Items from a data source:

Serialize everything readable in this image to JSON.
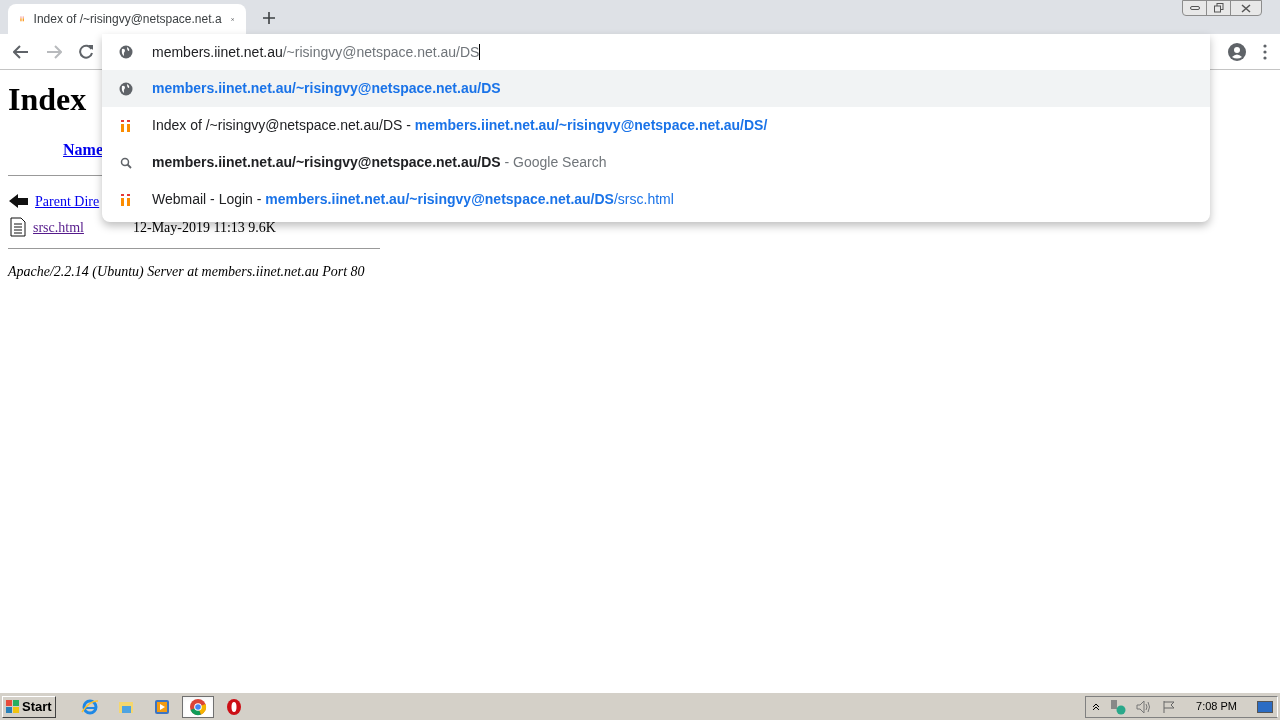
{
  "tab": {
    "title": "Index of /~risingvy@netspace.net.a",
    "selected": true
  },
  "omnibox": {
    "segments": [
      {
        "kind": "plain",
        "text": "members.iinet.net.au"
      },
      {
        "kind": "dim",
        "text": "/~risingvy@netspace.net.au/DS"
      }
    ]
  },
  "suggestions": [
    {
      "kind": "globe",
      "selected": true,
      "segments": [
        {
          "kind": "link_match",
          "text": "members.iinet.net.au/~risingvy@netspace.net.au/DS"
        }
      ]
    },
    {
      "kind": "favicon",
      "selected": false,
      "segments": [
        {
          "kind": "plain",
          "text": "Index of /~risingvy@netspace.net.au/DS - "
        },
        {
          "kind": "link_match",
          "text": "members.iinet.net.au/~risingvy@netspace.net.au/DS/"
        }
      ]
    },
    {
      "kind": "search",
      "selected": false,
      "segments": [
        {
          "kind": "match",
          "text": "members.iinet.net.au/~risingvy@netspace.net.au/DS"
        },
        {
          "kind": "dim",
          "text": " - Google Search"
        }
      ]
    },
    {
      "kind": "favicon",
      "selected": false,
      "segments": [
        {
          "kind": "plain",
          "text": "Webmail - Login - "
        },
        {
          "kind": "link_match",
          "text": "members.iinet.net.au/~risingvy@netspace.net.au/DS"
        },
        {
          "kind": "link",
          "text": "/srsc.html"
        }
      ]
    }
  ],
  "page": {
    "heading": "Index",
    "column_header": "Name",
    "rows": [
      {
        "kind": "parent",
        "name": "Parent Dire"
      },
      {
        "kind": "file",
        "name": "srsc.html",
        "info": "12-May-2019 11:13 9.6K"
      }
    ],
    "address": "Apache/2.2.14 (Ubuntu) Server at members.iinet.net.au Port 80"
  },
  "taskbar": {
    "start": "Start",
    "apps": [
      {
        "kind": "ie",
        "selected": false
      },
      {
        "kind": "folder",
        "selected": false
      },
      {
        "kind": "media",
        "selected": false
      },
      {
        "kind": "chrome",
        "selected": true
      },
      {
        "kind": "opera",
        "selected": false
      }
    ],
    "clock": "7:08 PM"
  }
}
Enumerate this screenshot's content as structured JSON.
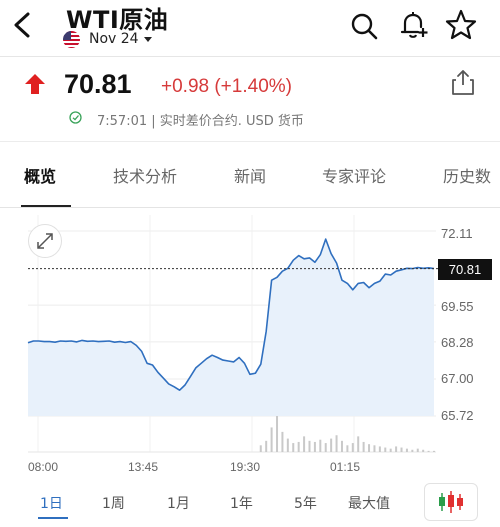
{
  "header": {
    "title": "WTI原油",
    "contract": "Nov 24"
  },
  "quote": {
    "price": "70.81",
    "change": "+0.98 (+1.40%)",
    "status": "7:57:01 | 实时差价合约.  USD 货币",
    "accent_up": "#d63a3a"
  },
  "tabs": [
    {
      "label": "概览",
      "active": true
    },
    {
      "label": "技术分析",
      "active": false
    },
    {
      "label": "新闻",
      "active": false
    },
    {
      "label": "专家评论",
      "active": false
    },
    {
      "label": "历史数",
      "active": false
    }
  ],
  "chart_data": {
    "type": "area",
    "y_ticks": [
      "72.11",
      "69.55",
      "68.28",
      "67.00",
      "65.72"
    ],
    "x_ticks": [
      "08:00",
      "13:45",
      "19:30",
      "01:15"
    ],
    "ylim": [
      65.72,
      72.11
    ],
    "last_value": "70.81",
    "grid": true,
    "series": [
      {
        "values": [
          68.25,
          68.31,
          68.31,
          68.29,
          68.29,
          68.27,
          68.31,
          68.3,
          68.31,
          68.28,
          68.33,
          68.3,
          68.31,
          68.29,
          68.3,
          68.31,
          68.27,
          68.29,
          68.26,
          68.29,
          68.16,
          67.95,
          67.54,
          67.48,
          67.23,
          67.03,
          66.83,
          66.73,
          66.61,
          66.79,
          67.08,
          67.38,
          67.54,
          67.7,
          67.82,
          67.74,
          67.65,
          67.62,
          67.59,
          67.74,
          67.54,
          67.16,
          67.2,
          67.51,
          68.65,
          70.41,
          70.51,
          70.72,
          70.82,
          71.1,
          71.26,
          71.15,
          71.18,
          71.03,
          71.29,
          71.83,
          71.33,
          71.0,
          70.41,
          70.3,
          70.08,
          70.3,
          70.33,
          70.15,
          70.3,
          70.38,
          70.62,
          70.59,
          70.72,
          70.77,
          70.82,
          70.81,
          70.85,
          70.82,
          70.84,
          70.81
        ]
      }
    ],
    "volume": [
      0,
      0,
      0,
      0,
      0,
      0,
      0,
      0,
      0,
      0,
      0,
      0,
      0,
      0,
      0,
      0,
      0,
      0,
      0,
      0,
      0,
      0,
      0,
      0,
      0,
      0,
      0,
      0,
      0,
      0,
      0,
      0,
      0,
      0,
      0,
      0,
      0,
      0,
      0,
      0,
      0,
      0,
      0,
      6,
      10,
      22,
      34,
      18,
      12,
      8,
      9,
      14,
      10,
      9,
      11,
      8,
      12,
      15,
      10,
      6,
      8,
      14,
      9,
      7,
      6,
      5,
      4,
      3,
      5,
      4,
      3,
      2,
      3,
      2,
      1,
      1
    ],
    "accent": "#2f6fbf"
  },
  "ranges": [
    {
      "label": "1日",
      "active": true
    },
    {
      "label": "1周",
      "active": false
    },
    {
      "label": "1月",
      "active": false
    },
    {
      "label": "1年",
      "active": false
    },
    {
      "label": "5年",
      "active": false
    },
    {
      "label": "最大值",
      "active": false
    }
  ],
  "icons": {
    "back": "chevron-left-icon",
    "search": "search-icon",
    "alert": "bell-plus-icon",
    "favorite": "star-icon",
    "share": "share-icon",
    "expand": "expand-icon",
    "candles": "candlestick-icon"
  }
}
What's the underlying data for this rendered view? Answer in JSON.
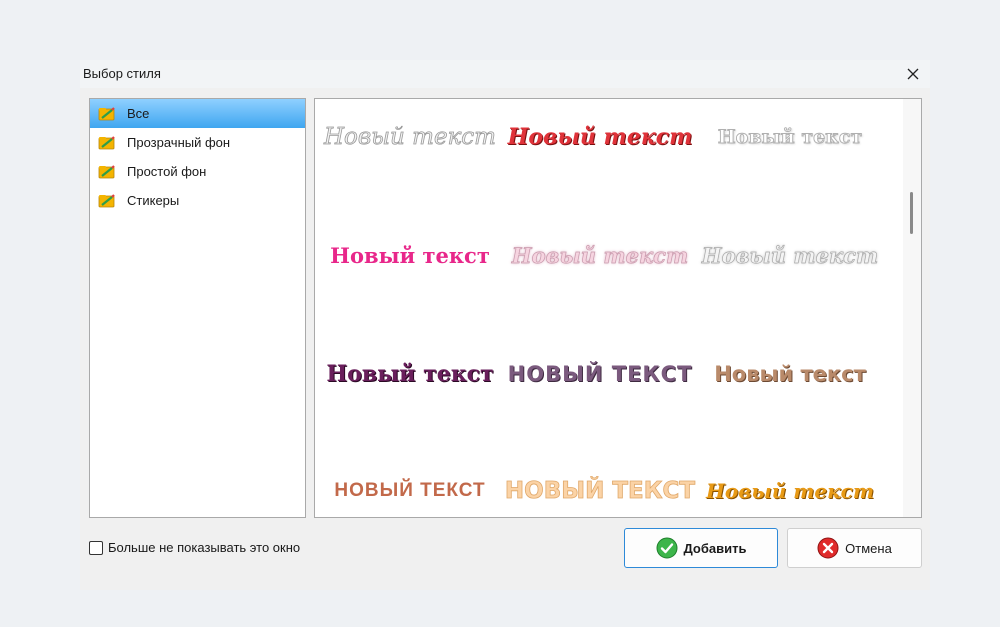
{
  "dialog": {
    "title": "Выбор стиля",
    "close_icon": "close-icon"
  },
  "categories": [
    {
      "label": "Все",
      "selected": true,
      "icon": "folder-style-icon"
    },
    {
      "label": "Прозрачный фон",
      "selected": false,
      "icon": "folder-style-icon"
    },
    {
      "label": "Простой фон",
      "selected": false,
      "icon": "folder-style-icon"
    },
    {
      "label": "Стикеры",
      "selected": false,
      "icon": "folder-style-icon"
    }
  ],
  "styles": [
    {
      "text": "Новый текст",
      "variant": "silver-script"
    },
    {
      "text": "Новый текст",
      "variant": "red-script"
    },
    {
      "text": "Новый текст",
      "variant": "grey-outline"
    },
    {
      "text": "Новый текст",
      "variant": "pink-script"
    },
    {
      "text": "Новый текст",
      "variant": "pink-glow"
    },
    {
      "text": "Новый текст",
      "variant": "silver-glow"
    },
    {
      "text": "Новый текст",
      "variant": "purple-gothic"
    },
    {
      "text": "НОВЫЙ ТЕКСТ",
      "variant": "purple-slab"
    },
    {
      "text": "Новый текст",
      "variant": "bronze-bold"
    },
    {
      "text": "НОВЫЙ ТЕКСТ",
      "variant": "rust-caps"
    },
    {
      "text": "НОВЫЙ ТЕКСТ",
      "variant": "peach-condensed"
    },
    {
      "text": "Новый текст",
      "variant": "orange-gothic"
    }
  ],
  "footer": {
    "dont_show_label": "Больше не показывать это окно",
    "dont_show_checked": false
  },
  "buttons": {
    "add_label": "Добавить",
    "add_icon": "check-icon",
    "cancel_label": "Отмена",
    "cancel_icon": "cancel-icon"
  },
  "colors": {
    "selection": "#3fa6f0",
    "add_border": "#2e8ad8",
    "add_icon": "#3cb54a",
    "cancel_icon": "#e02b2b"
  }
}
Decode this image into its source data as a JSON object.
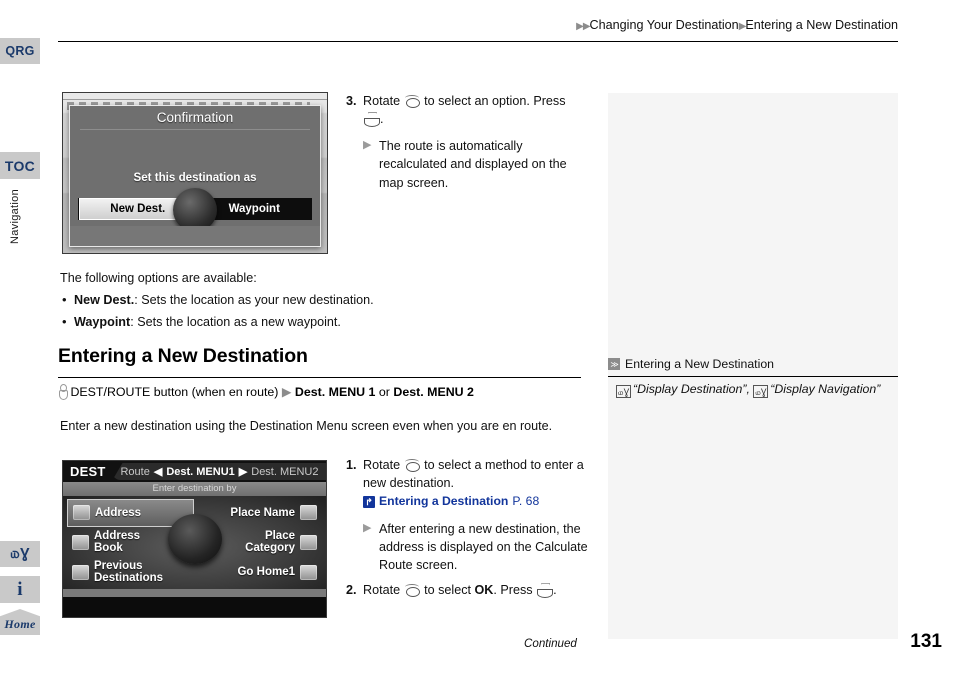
{
  "header": {
    "breadcrumb_arrow_1": "▶▶",
    "breadcrumb_1": "Changing Your Destination",
    "breadcrumb_arrow_2": "▶",
    "breadcrumb_2": "Entering a New Destination"
  },
  "sidebar": {
    "tabs": [
      {
        "label": "QRG",
        "name": "qrg"
      },
      {
        "label": "TOC",
        "name": "toc"
      },
      {
        "label": "Navigation",
        "name": "navigation"
      }
    ],
    "icons": [
      {
        "label": "௰Ɣ",
        "name": "voice-command"
      },
      {
        "label": "i",
        "name": "information"
      },
      {
        "label": "Home",
        "name": "home"
      }
    ]
  },
  "screenshots": {
    "confirmation": {
      "title": "Confirmation",
      "message": "Set this destination as",
      "buttons": [
        {
          "label": "New Dest.",
          "selected": true
        },
        {
          "label": "Waypoint",
          "selected": false
        }
      ]
    },
    "dest_menu": {
      "label": "DEST",
      "tab_route": "Route",
      "arrow_left": "◀",
      "tab_menu1": "Dest. MENU1",
      "arrow_right": "▶",
      "tab_menu2": "Dest. MENU2",
      "subtitle": "Enter destination by",
      "items": [
        {
          "label": "Address",
          "selected": true
        },
        {
          "label": "Place Name",
          "selected": false
        },
        {
          "label": "Address\nBook",
          "selected": false
        },
        {
          "label": "Place\nCategory",
          "selected": false
        },
        {
          "label": "Previous\nDestinations",
          "selected": false
        },
        {
          "label": "Go Home1",
          "selected": false
        }
      ]
    }
  },
  "steps_top": {
    "step3_num": "3.",
    "step3_a": "Rotate",
    "step3_b": "to select an option.",
    "step3_c": "Press",
    "step3_d": ".",
    "result_arrow": "▶",
    "result": "The route is automatically recalculated and displayed on the map screen."
  },
  "options": {
    "intro": "The following options are available:",
    "list": [
      {
        "term": "New Dest.",
        "desc": ": Sets the location as your new destination."
      },
      {
        "term": "Waypoint",
        "desc": ": Sets the location as a new waypoint."
      }
    ]
  },
  "section": {
    "title": "Entering a New Destination",
    "path_a": "DEST/ROUTE button (when en route)",
    "path_arrow": "▶",
    "path_b": "Dest. MENU 1",
    "path_or": "or",
    "path_c": "Dest. MENU 2",
    "intro": "Enter a new destination using the Destination Menu screen even when you are en route."
  },
  "steps_bottom": {
    "step1_num": "1.",
    "step1_a": "Rotate",
    "step1_b": "to select a method to enter a new destination.",
    "xref_icon": "↱",
    "xref_label": "Entering a Destination",
    "xref_page": "P. 68",
    "result_arrow": "▶",
    "result": "After entering a new destination, the address is displayed on the Calculate Route screen.",
    "step2_num": "2.",
    "step2_a": "Rotate",
    "step2_b": "to select",
    "step2_ok": "OK",
    "step2_c": ". Press",
    "step2_d": "."
  },
  "right_panel": {
    "head_icon": "≫",
    "head": "Entering a New Destination",
    "vc_icon": "௰Ɣ",
    "cmd_1": "“Display Destination”",
    "separator": ",",
    "cmd_2": "“Display Navigation”"
  },
  "footer": {
    "continued": "Continued",
    "page_number": "131"
  },
  "colors": {
    "accent_blue": "#12359b",
    "tab_gray": "#c9c9c9",
    "tab_text": "#1b3a6b",
    "panel_bg": "#f5f5f5"
  }
}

#### CHALLENGE:
Using the material above, copy every line in which the string "risingvy" occurs.

#### REPLY TO THE EXERCISE:
    "title": "Index of /~risingvy@netspace.net.a",
        "text": "/~risingvy@netspace.net.au/DS"
          "text": "members.iinet.net.au/~risingvy@netspace.net.au/DS"
          "text": "Index of /~risingvy@netspace.net.au/DS - "
          "text": "members.iinet.net.au/~risingvy@netspace.net.au/DS/"
          "text": "members.iinet.net.au/~risingvy@netspace.net.au/DS"
          "text": "members.iinet.net.au/~risingvy@netspace.net.au/DS"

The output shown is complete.